_Description of the task:_ Select lines where the word "Depth" appears.
** Start **
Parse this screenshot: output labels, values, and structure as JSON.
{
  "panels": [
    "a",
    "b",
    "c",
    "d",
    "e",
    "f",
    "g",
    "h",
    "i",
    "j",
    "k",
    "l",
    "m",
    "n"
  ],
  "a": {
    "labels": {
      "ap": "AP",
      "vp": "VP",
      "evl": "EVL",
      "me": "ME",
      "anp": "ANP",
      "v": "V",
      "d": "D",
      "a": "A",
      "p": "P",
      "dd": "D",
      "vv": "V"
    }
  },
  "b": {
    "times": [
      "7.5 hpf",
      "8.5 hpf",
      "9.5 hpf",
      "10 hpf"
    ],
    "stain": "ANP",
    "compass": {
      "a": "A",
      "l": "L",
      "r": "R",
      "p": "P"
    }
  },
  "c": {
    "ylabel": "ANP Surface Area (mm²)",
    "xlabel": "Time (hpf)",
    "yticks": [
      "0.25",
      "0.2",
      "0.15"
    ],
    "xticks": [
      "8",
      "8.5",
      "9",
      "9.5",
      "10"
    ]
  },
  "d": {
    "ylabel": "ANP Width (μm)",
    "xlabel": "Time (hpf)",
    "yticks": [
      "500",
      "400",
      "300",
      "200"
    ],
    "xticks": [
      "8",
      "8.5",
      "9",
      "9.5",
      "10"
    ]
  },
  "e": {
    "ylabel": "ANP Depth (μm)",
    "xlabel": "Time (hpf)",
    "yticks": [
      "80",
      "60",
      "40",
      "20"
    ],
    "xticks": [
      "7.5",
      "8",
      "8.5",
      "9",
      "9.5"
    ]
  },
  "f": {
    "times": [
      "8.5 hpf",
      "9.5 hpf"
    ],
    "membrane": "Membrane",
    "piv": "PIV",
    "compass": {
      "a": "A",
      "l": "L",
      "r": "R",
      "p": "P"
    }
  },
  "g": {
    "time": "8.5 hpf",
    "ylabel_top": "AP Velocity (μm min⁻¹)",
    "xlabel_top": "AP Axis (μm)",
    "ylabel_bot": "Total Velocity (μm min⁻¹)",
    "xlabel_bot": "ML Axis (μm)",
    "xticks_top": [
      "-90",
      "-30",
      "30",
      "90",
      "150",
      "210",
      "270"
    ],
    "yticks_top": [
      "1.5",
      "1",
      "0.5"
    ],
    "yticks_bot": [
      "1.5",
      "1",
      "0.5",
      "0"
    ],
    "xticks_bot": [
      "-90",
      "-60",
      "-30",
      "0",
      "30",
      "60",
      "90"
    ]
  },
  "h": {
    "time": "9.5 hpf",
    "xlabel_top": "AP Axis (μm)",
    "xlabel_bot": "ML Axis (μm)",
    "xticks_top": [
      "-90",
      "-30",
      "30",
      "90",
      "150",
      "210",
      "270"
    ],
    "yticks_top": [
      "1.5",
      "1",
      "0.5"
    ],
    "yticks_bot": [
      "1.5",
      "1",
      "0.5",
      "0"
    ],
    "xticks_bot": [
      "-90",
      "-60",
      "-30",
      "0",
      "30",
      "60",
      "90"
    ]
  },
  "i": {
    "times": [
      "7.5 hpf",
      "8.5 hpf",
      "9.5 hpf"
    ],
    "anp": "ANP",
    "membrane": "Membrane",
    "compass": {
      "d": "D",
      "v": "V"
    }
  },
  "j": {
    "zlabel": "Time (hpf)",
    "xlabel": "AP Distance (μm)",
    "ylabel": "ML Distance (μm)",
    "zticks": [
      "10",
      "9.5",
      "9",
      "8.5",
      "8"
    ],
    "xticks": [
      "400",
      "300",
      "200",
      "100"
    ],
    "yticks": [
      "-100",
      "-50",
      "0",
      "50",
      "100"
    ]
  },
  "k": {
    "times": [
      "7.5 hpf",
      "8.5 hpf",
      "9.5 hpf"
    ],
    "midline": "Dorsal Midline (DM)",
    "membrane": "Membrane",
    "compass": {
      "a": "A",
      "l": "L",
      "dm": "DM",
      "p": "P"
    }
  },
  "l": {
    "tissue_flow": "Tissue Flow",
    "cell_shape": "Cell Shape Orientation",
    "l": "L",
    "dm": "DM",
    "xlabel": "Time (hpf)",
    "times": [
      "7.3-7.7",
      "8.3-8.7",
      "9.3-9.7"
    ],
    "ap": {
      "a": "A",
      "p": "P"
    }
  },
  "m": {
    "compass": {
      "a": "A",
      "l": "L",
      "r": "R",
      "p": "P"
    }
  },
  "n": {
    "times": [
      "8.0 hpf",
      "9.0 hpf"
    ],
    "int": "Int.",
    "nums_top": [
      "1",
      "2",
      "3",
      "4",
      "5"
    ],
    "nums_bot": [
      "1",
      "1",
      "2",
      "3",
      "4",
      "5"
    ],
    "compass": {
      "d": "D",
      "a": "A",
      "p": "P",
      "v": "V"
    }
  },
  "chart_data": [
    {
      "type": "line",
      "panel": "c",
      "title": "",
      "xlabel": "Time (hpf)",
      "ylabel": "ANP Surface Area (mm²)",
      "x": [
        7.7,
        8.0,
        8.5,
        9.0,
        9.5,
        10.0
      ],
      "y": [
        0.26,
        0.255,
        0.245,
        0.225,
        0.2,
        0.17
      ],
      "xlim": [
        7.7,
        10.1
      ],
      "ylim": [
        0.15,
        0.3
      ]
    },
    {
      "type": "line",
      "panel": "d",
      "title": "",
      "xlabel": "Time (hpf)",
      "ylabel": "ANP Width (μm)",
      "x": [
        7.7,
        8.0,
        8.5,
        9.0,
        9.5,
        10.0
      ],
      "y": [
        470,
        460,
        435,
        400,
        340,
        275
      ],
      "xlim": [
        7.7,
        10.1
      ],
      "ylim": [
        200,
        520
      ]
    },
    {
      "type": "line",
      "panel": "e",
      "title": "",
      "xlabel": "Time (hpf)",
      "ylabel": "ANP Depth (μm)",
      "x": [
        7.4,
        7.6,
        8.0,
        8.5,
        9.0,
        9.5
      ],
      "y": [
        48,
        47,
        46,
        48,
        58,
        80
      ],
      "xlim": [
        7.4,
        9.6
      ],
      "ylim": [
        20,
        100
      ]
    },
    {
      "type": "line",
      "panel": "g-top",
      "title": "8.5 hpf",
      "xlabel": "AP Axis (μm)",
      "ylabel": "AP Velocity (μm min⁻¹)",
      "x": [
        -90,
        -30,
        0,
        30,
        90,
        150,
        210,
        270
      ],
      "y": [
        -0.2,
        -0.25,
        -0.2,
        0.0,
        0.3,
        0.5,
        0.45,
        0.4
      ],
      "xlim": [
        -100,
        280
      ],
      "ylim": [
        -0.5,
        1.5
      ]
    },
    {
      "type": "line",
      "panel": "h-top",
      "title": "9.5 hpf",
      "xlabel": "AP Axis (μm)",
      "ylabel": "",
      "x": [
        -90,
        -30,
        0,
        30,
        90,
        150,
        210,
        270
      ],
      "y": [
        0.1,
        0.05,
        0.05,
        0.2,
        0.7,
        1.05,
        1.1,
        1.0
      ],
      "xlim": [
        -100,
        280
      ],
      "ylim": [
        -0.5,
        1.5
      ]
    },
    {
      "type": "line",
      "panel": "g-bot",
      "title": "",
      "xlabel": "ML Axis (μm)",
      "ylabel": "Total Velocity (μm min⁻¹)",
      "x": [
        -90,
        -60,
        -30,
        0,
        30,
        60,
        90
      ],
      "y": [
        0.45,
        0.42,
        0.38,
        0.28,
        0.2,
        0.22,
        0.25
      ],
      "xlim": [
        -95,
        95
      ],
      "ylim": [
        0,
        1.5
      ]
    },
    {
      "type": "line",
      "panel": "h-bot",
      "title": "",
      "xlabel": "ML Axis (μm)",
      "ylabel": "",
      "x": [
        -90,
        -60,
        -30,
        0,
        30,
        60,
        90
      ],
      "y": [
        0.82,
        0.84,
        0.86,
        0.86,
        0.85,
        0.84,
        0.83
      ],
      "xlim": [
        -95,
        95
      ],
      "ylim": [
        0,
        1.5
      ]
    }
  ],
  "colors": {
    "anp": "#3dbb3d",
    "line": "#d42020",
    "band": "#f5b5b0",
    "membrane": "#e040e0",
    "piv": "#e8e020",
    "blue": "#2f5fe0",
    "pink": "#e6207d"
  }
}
** End **
_Answer for this exercise:_
    "ylabel": "ANP Depth (μm)",
      "ylabel": "ANP Depth (μm)",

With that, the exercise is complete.